[start EXERCISE MATERIALS]

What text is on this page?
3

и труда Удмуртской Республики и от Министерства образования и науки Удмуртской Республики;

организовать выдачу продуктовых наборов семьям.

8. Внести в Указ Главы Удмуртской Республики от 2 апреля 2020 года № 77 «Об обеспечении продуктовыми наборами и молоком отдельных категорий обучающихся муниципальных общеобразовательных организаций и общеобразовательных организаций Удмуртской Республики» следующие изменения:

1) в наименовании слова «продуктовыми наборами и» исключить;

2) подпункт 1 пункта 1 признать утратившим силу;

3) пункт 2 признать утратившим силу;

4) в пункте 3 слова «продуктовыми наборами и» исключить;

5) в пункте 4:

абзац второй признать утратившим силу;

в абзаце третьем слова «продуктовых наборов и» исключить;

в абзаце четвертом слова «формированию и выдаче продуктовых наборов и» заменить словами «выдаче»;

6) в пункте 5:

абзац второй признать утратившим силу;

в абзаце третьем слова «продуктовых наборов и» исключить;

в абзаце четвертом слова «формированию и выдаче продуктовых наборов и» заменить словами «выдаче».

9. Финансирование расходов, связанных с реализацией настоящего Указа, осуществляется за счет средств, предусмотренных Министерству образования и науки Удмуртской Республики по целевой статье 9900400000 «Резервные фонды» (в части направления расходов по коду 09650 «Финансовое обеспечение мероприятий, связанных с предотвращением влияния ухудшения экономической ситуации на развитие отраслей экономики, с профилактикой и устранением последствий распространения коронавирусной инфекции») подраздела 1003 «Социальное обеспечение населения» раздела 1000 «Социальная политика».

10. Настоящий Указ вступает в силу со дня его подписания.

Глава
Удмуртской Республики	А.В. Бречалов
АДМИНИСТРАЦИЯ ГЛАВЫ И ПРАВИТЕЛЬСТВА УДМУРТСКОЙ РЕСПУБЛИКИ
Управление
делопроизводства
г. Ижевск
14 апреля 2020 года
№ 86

[end EXERCISE MATERIALS]

GIVEN TASK
Extract every line from the records above that contains the word "утратившим".

PROBLEM SOLUTION
2) подпункт 1 пункта 1 признать утратившим силу;
3) пункт 2 признать утратившим силу;
абзац второй признать утратившим силу;
абзац второй признать утратившим силу;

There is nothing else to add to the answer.